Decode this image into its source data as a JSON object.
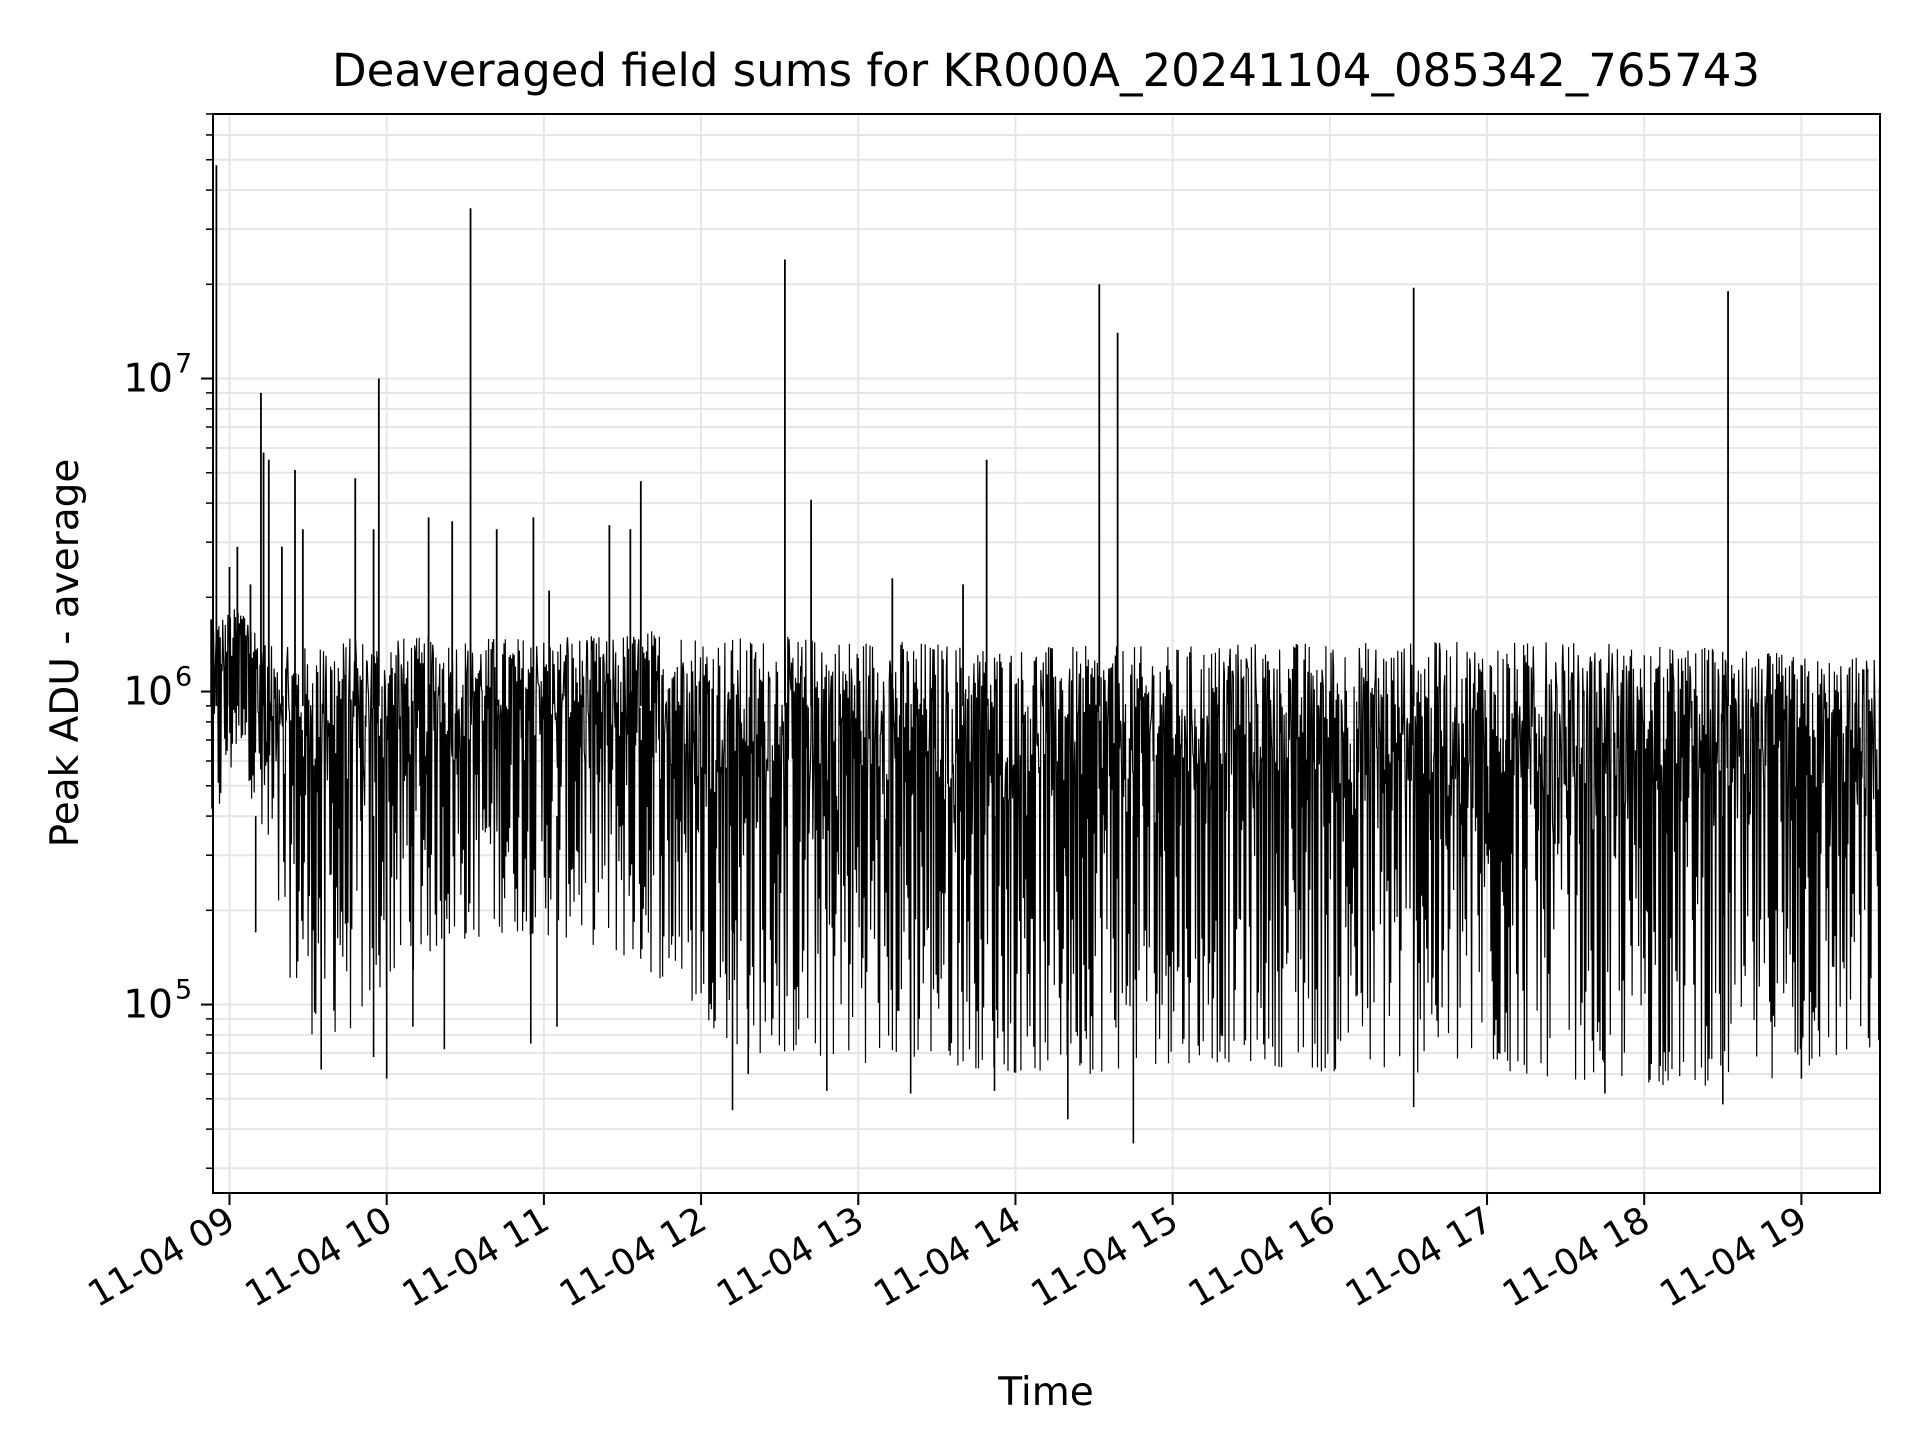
{
  "chart_data": {
    "type": "line",
    "title": "Deaveraged field sums for KR000A_20241104_085342_765743",
    "xlabel": "Time",
    "ylabel": "Peak ADU - average",
    "yscale": "log",
    "ylim": [
      25000,
      70000000
    ],
    "xlim": [
      "2024-11-04 08:53:42",
      "2024-11-04 19:30:00"
    ],
    "grid": true,
    "x_ticks": [
      {
        "t": "2024-11-04 09:00",
        "label": "11-04 09"
      },
      {
        "t": "2024-11-04 10:00",
        "label": "11-04 10"
      },
      {
        "t": "2024-11-04 11:00",
        "label": "11-04 11"
      },
      {
        "t": "2024-11-04 12:00",
        "label": "11-04 12"
      },
      {
        "t": "2024-11-04 13:00",
        "label": "11-04 13"
      },
      {
        "t": "2024-11-04 14:00",
        "label": "11-04 14"
      },
      {
        "t": "2024-11-04 15:00",
        "label": "11-04 15"
      },
      {
        "t": "2024-11-04 16:00",
        "label": "11-04 16"
      },
      {
        "t": "2024-11-04 17:00",
        "label": "11-04 17"
      },
      {
        "t": "2024-11-04 18:00",
        "label": "11-04 18"
      },
      {
        "t": "2024-11-04 19:00",
        "label": "11-04 19"
      }
    ],
    "y_ticks": [
      {
        "value": 100000,
        "label": "10",
        "exp": "5"
      },
      {
        "value": 1000000,
        "label": "10",
        "exp": "6"
      },
      {
        "value": 10000000,
        "label": "10",
        "exp": "7"
      }
    ],
    "series": [
      {
        "color": "#000000",
        "envelope": [
          {
            "t": "2024-11-04 08:53",
            "low": 300000,
            "high": 1700000
          },
          {
            "t": "2024-11-04 09:05",
            "low": 700000,
            "high": 1900000
          },
          {
            "t": "2024-11-04 09:15",
            "low": 200000,
            "high": 1400000
          },
          {
            "t": "2024-11-04 09:30",
            "low": 80000,
            "high": 1400000
          },
          {
            "t": "2024-11-04 09:45",
            "low": 80000,
            "high": 1500000
          },
          {
            "t": "2024-11-04 10:00",
            "low": 110000,
            "high": 1500000
          },
          {
            "t": "2024-11-04 10:20",
            "low": 150000,
            "high": 1500000
          },
          {
            "t": "2024-11-04 10:45",
            "low": 170000,
            "high": 1500000
          },
          {
            "t": "2024-11-04 11:15",
            "low": 160000,
            "high": 1500000
          },
          {
            "t": "2024-11-04 11:45",
            "low": 120000,
            "high": 1600000
          },
          {
            "t": "2024-11-04 12:15",
            "low": 70000,
            "high": 1500000
          },
          {
            "t": "2024-11-04 13:00",
            "low": 65000,
            "high": 1500000
          },
          {
            "t": "2024-11-04 13:30",
            "low": 65000,
            "high": 1450000
          },
          {
            "t": "2024-11-04 14:00",
            "low": 60000,
            "high": 1400000
          },
          {
            "t": "2024-11-04 14:30",
            "low": 60000,
            "high": 1400000
          },
          {
            "t": "2024-11-04 15:00",
            "low": 65000,
            "high": 1400000
          },
          {
            "t": "2024-11-04 15:30",
            "low": 65000,
            "high": 1450000
          },
          {
            "t": "2024-11-04 16:00",
            "low": 60000,
            "high": 1450000
          },
          {
            "t": "2024-11-04 16:30",
            "low": 60000,
            "high": 1450000
          },
          {
            "t": "2024-11-04 17:00",
            "low": 60000,
            "high": 1450000
          },
          {
            "t": "2024-11-04 17:30",
            "low": 58000,
            "high": 1450000
          },
          {
            "t": "2024-11-04 18:00",
            "low": 55000,
            "high": 1400000
          },
          {
            "t": "2024-11-04 18:30",
            "low": 55000,
            "high": 1400000
          },
          {
            "t": "2024-11-04 19:00",
            "low": 60000,
            "high": 1300000
          },
          {
            "t": "2024-11-04 19:30",
            "low": 65000,
            "high": 1300000
          }
        ],
        "spikes": [
          {
            "t": "2024-11-04 08:53",
            "value": 1700000
          },
          {
            "t": "2024-11-04 08:55",
            "value": 48000000
          },
          {
            "t": "2024-11-04 09:00",
            "value": 2500000
          },
          {
            "t": "2024-11-04 09:03",
            "value": 2900000
          },
          {
            "t": "2024-11-04 09:08",
            "value": 2200000
          },
          {
            "t": "2024-11-04 09:12",
            "value": 9000000
          },
          {
            "t": "2024-11-04 09:13",
            "value": 5800000
          },
          {
            "t": "2024-11-04 09:15",
            "value": 5500000
          },
          {
            "t": "2024-11-04 09:20",
            "value": 2900000
          },
          {
            "t": "2024-11-04 09:25",
            "value": 5100000
          },
          {
            "t": "2024-11-04 09:28",
            "value": 3300000
          },
          {
            "t": "2024-11-04 09:48",
            "value": 4800000
          },
          {
            "t": "2024-11-04 09:55",
            "value": 3300000
          },
          {
            "t": "2024-11-04 09:57",
            "value": 10000000
          },
          {
            "t": "2024-11-04 10:16",
            "value": 3600000
          },
          {
            "t": "2024-11-04 10:25",
            "value": 3500000
          },
          {
            "t": "2024-11-04 10:32",
            "value": 35000000
          },
          {
            "t": "2024-11-04 10:42",
            "value": 3300000
          },
          {
            "t": "2024-11-04 10:56",
            "value": 3600000
          },
          {
            "t": "2024-11-04 11:02",
            "value": 2100000
          },
          {
            "t": "2024-11-04 11:25",
            "value": 3400000
          },
          {
            "t": "2024-11-04 11:33",
            "value": 3300000
          },
          {
            "t": "2024-11-04 11:37",
            "value": 4700000
          },
          {
            "t": "2024-11-04 12:32",
            "value": 24000000
          },
          {
            "t": "2024-11-04 12:42",
            "value": 4100000
          },
          {
            "t": "2024-11-04 13:13",
            "value": 2300000
          },
          {
            "t": "2024-11-04 13:40",
            "value": 2200000
          },
          {
            "t": "2024-11-04 13:49",
            "value": 5500000
          },
          {
            "t": "2024-11-04 14:32",
            "value": 20000000
          },
          {
            "t": "2024-11-04 14:39",
            "value": 14000000
          },
          {
            "t": "2024-11-04 16:32",
            "value": 19500000
          },
          {
            "t": "2024-11-04 18:32",
            "value": 19000000
          }
        ],
        "dips": [
          {
            "t": "2024-11-04 09:10",
            "value": 170000
          },
          {
            "t": "2024-11-04 09:35",
            "value": 62000
          },
          {
            "t": "2024-11-04 09:55",
            "value": 68000
          },
          {
            "t": "2024-11-04 10:00",
            "value": 58000
          },
          {
            "t": "2024-11-04 10:10",
            "value": 85000
          },
          {
            "t": "2024-11-04 10:22",
            "value": 72000
          },
          {
            "t": "2024-11-04 10:55",
            "value": 75000
          },
          {
            "t": "2024-11-04 11:05",
            "value": 85000
          },
          {
            "t": "2024-11-04 12:12",
            "value": 46000
          },
          {
            "t": "2024-11-04 12:18",
            "value": 60000
          },
          {
            "t": "2024-11-04 12:48",
            "value": 53000
          },
          {
            "t": "2024-11-04 13:20",
            "value": 52000
          },
          {
            "t": "2024-11-04 13:52",
            "value": 53000
          },
          {
            "t": "2024-11-04 14:20",
            "value": 43000
          },
          {
            "t": "2024-11-04 14:45",
            "value": 36000
          },
          {
            "t": "2024-11-04 16:32",
            "value": 47000
          },
          {
            "t": "2024-11-04 17:45",
            "value": 52000
          },
          {
            "t": "2024-11-04 18:30",
            "value": 48000
          },
          {
            "t": "2024-11-04 19:00",
            "value": 58000
          }
        ]
      }
    ]
  }
}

[Task brief] Will you set down the records word for word while leaving out every picture?

[Reply]
Decode this image into its source data as a JSON object.
{
  "chart_data": {
    "type": "line",
    "title": "Deaveraged field sums for KR000A_20241104_085342_765743",
    "xlabel": "Time",
    "ylabel": "Peak ADU - average",
    "yscale": "log",
    "ylim": [
      25000,
      70000000
    ],
    "xlim": [
      "2024-11-04 08:53:42",
      "2024-11-04 19:30:00"
    ],
    "grid": true,
    "x_ticks": [
      {
        "t": "2024-11-04 09:00",
        "label": "11-04 09"
      },
      {
        "t": "2024-11-04 10:00",
        "label": "11-04 10"
      },
      {
        "t": "2024-11-04 11:00",
        "label": "11-04 11"
      },
      {
        "t": "2024-11-04 12:00",
        "label": "11-04 12"
      },
      {
        "t": "2024-11-04 13:00",
        "label": "11-04 13"
      },
      {
        "t": "2024-11-04 14:00",
        "label": "11-04 14"
      },
      {
        "t": "2024-11-04 15:00",
        "label": "11-04 15"
      },
      {
        "t": "2024-11-04 16:00",
        "label": "11-04 16"
      },
      {
        "t": "2024-11-04 17:00",
        "label": "11-04 17"
      },
      {
        "t": "2024-11-04 18:00",
        "label": "11-04 18"
      },
      {
        "t": "2024-11-04 19:00",
        "label": "11-04 19"
      }
    ],
    "y_ticks": [
      {
        "value": 100000,
        "label": "10",
        "exp": "5"
      },
      {
        "value": 1000000,
        "label": "10",
        "exp": "6"
      },
      {
        "value": 10000000,
        "label": "10",
        "exp": "7"
      }
    ],
    "series": [
      {
        "color": "#000000",
        "envelope": [
          {
            "t": "2024-11-04 08:53",
            "low": 300000,
            "high": 1700000
          },
          {
            "t": "2024-11-04 09:05",
            "low": 700000,
            "high": 1900000
          },
          {
            "t": "2024-11-04 09:15",
            "low": 200000,
            "high": 1400000
          },
          {
            "t": "2024-11-04 09:30",
            "low": 80000,
            "high": 1400000
          },
          {
            "t": "2024-11-04 09:45",
            "low": 80000,
            "high": 1500000
          },
          {
            "t": "2024-11-04 10:00",
            "low": 110000,
            "high": 1500000
          },
          {
            "t": "2024-11-04 10:20",
            "low": 150000,
            "high": 1500000
          },
          {
            "t": "2024-11-04 10:45",
            "low": 170000,
            "high": 1500000
          },
          {
            "t": "2024-11-04 11:15",
            "low": 160000,
            "high": 1500000
          },
          {
            "t": "2024-11-04 11:45",
            "low": 120000,
            "high": 1600000
          },
          {
            "t": "2024-11-04 12:15",
            "low": 70000,
            "high": 1500000
          },
          {
            "t": "2024-11-04 13:00",
            "low": 65000,
            "high": 1500000
          },
          {
            "t": "2024-11-04 13:30",
            "low": 65000,
            "high": 1450000
          },
          {
            "t": "2024-11-04 14:00",
            "low": 60000,
            "high": 1400000
          },
          {
            "t": "2024-11-04 14:30",
            "low": 60000,
            "high": 1400000
          },
          {
            "t": "2024-11-04 15:00",
            "low": 65000,
            "high": 1400000
          },
          {
            "t": "2024-11-04 15:30",
            "low": 65000,
            "high": 1450000
          },
          {
            "t": "2024-11-04 16:00",
            "low": 60000,
            "high": 1450000
          },
          {
            "t": "2024-11-04 16:30",
            "low": 60000,
            "high": 1450000
          },
          {
            "t": "2024-11-04 17:00",
            "low": 60000,
            "high": 1450000
          },
          {
            "t": "2024-11-04 17:30",
            "low": 58000,
            "high": 1450000
          },
          {
            "t": "2024-11-04 18:00",
            "low": 55000,
            "high": 1400000
          },
          {
            "t": "2024-11-04 18:30",
            "low": 55000,
            "high": 1400000
          },
          {
            "t": "2024-11-04 19:00",
            "low": 60000,
            "high": 1300000
          },
          {
            "t": "2024-11-04 19:30",
            "low": 65000,
            "high": 1300000
          }
        ],
        "spikes": [
          {
            "t": "2024-11-04 08:53",
            "value": 1700000
          },
          {
            "t": "2024-11-04 08:55",
            "value": 48000000
          },
          {
            "t": "2024-11-04 09:00",
            "value": 2500000
          },
          {
            "t": "2024-11-04 09:03",
            "value": 2900000
          },
          {
            "t": "2024-11-04 09:08",
            "value": 2200000
          },
          {
            "t": "2024-11-04 09:12",
            "value": 9000000
          },
          {
            "t": "2024-11-04 09:13",
            "value": 5800000
          },
          {
            "t": "2024-11-04 09:15",
            "value": 5500000
          },
          {
            "t": "2024-11-04 09:20",
            "value": 2900000
          },
          {
            "t": "2024-11-04 09:25",
            "value": 5100000
          },
          {
            "t": "2024-11-04 09:28",
            "value": 3300000
          },
          {
            "t": "2024-11-04 09:48",
            "value": 4800000
          },
          {
            "t": "2024-11-04 09:55",
            "value": 3300000
          },
          {
            "t": "2024-11-04 09:57",
            "value": 10000000
          },
          {
            "t": "2024-11-04 10:16",
            "value": 3600000
          },
          {
            "t": "2024-11-04 10:25",
            "value": 3500000
          },
          {
            "t": "2024-11-04 10:32",
            "value": 35000000
          },
          {
            "t": "2024-11-04 10:42",
            "value": 3300000
          },
          {
            "t": "2024-11-04 10:56",
            "value": 3600000
          },
          {
            "t": "2024-11-04 11:02",
            "value": 2100000
          },
          {
            "t": "2024-11-04 11:25",
            "value": 3400000
          },
          {
            "t": "2024-11-04 11:33",
            "value": 3300000
          },
          {
            "t": "2024-11-04 11:37",
            "value": 4700000
          },
          {
            "t": "2024-11-04 12:32",
            "value": 24000000
          },
          {
            "t": "2024-11-04 12:42",
            "value": 4100000
          },
          {
            "t": "2024-11-04 13:13",
            "value": 2300000
          },
          {
            "t": "2024-11-04 13:40",
            "value": 2200000
          },
          {
            "t": "2024-11-04 13:49",
            "value": 5500000
          },
          {
            "t": "2024-11-04 14:32",
            "value": 20000000
          },
          {
            "t": "2024-11-04 14:39",
            "value": 14000000
          },
          {
            "t": "2024-11-04 16:32",
            "value": 19500000
          },
          {
            "t": "2024-11-04 18:32",
            "value": 19000000
          }
        ],
        "dips": [
          {
            "t": "2024-11-04 09:10",
            "value": 170000
          },
          {
            "t": "2024-11-04 09:35",
            "value": 62000
          },
          {
            "t": "2024-11-04 09:55",
            "value": 68000
          },
          {
            "t": "2024-11-04 10:00",
            "value": 58000
          },
          {
            "t": "2024-11-04 10:10",
            "value": 85000
          },
          {
            "t": "2024-11-04 10:22",
            "value": 72000
          },
          {
            "t": "2024-11-04 10:55",
            "value": 75000
          },
          {
            "t": "2024-11-04 11:05",
            "value": 85000
          },
          {
            "t": "2024-11-04 12:12",
            "value": 46000
          },
          {
            "t": "2024-11-04 12:18",
            "value": 60000
          },
          {
            "t": "2024-11-04 12:48",
            "value": 53000
          },
          {
            "t": "2024-11-04 13:20",
            "value": 52000
          },
          {
            "t": "2024-11-04 13:52",
            "value": 53000
          },
          {
            "t": "2024-11-04 14:20",
            "value": 43000
          },
          {
            "t": "2024-11-04 14:45",
            "value": 36000
          },
          {
            "t": "2024-11-04 16:32",
            "value": 47000
          },
          {
            "t": "2024-11-04 17:45",
            "value": 52000
          },
          {
            "t": "2024-11-04 18:30",
            "value": 48000
          },
          {
            "t": "2024-11-04 19:00",
            "value": 58000
          }
        ]
      }
    ]
  }
}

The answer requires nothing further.